Exclude all pictures, then copy each of the records exactly as written.

>> START EXERCISE INPUTS

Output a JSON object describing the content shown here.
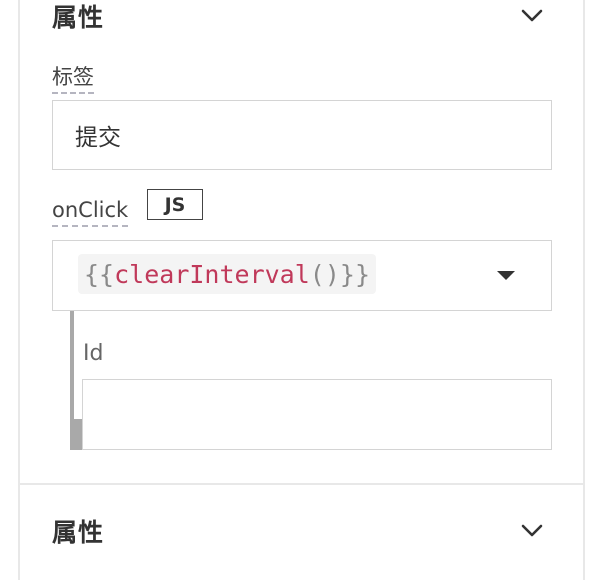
{
  "sections": [
    {
      "title": "属性",
      "expanded": true
    },
    {
      "title": "属性",
      "expanded": false
    }
  ],
  "label_field": {
    "label": "标签",
    "value": "提交"
  },
  "onclick_field": {
    "label": "onClick",
    "js_badge": "JS",
    "code": {
      "open": "{{",
      "func": "clearInterval",
      "parens": "()",
      "close": "}}"
    }
  },
  "id_field": {
    "label": "Id",
    "value": ""
  },
  "colors": {
    "code_function": "#c0395a",
    "code_punctuation": "#8a8a8a",
    "border": "#d4d4d4"
  },
  "icons": [
    "chevron-down-icon",
    "caret-down-icon"
  ]
}
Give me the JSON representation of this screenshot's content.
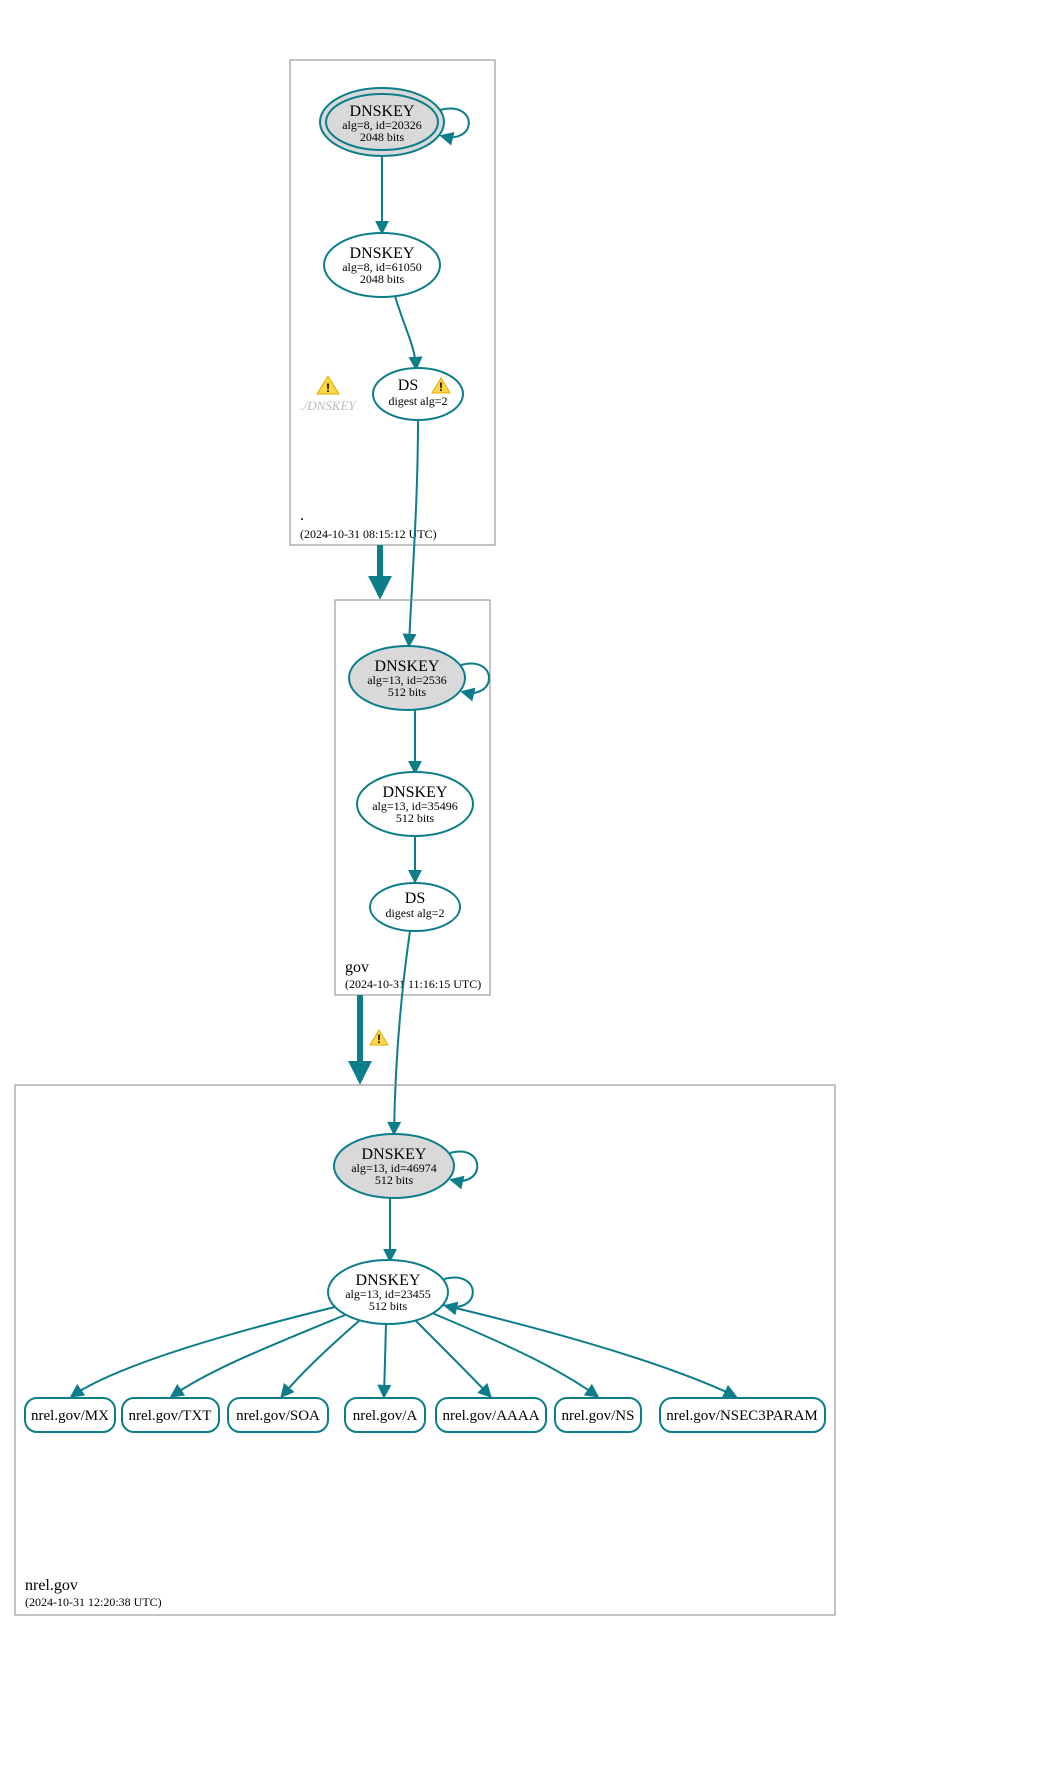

>> END EXERCISE INPUTS

> **RESULT OF THIS EXERCISE**:
Output a JSON object describing the content shown here.
{
  "sections": [
    {
      "title": "属性",
      "expanded": true
    },
    {
      "title": "属性",
      "expanded": false
    }
  ],
  "label_field": {
    "label": "标签",
    "value": "提交"
  },
  "onclick_field": {
    "label": "onClick",
    "js_badge": "JS",
    "code": {
      "open": "{{",
      "func": "clearInterval",
      "parens": "()",
      "close": "}}"
    }
  },
  "id_field": {
    "label": "Id",
    "value": ""
  },
  "colors": {
    "code_function": "#c0395a",
    "code_punctuation": "#8a8a8a",
    "border": "#d4d4d4"
  },
  "icons": [
    "chevron-down-icon",
    "caret-down-icon"
  ]
}
Give me the JSON representation of this screenshot's content.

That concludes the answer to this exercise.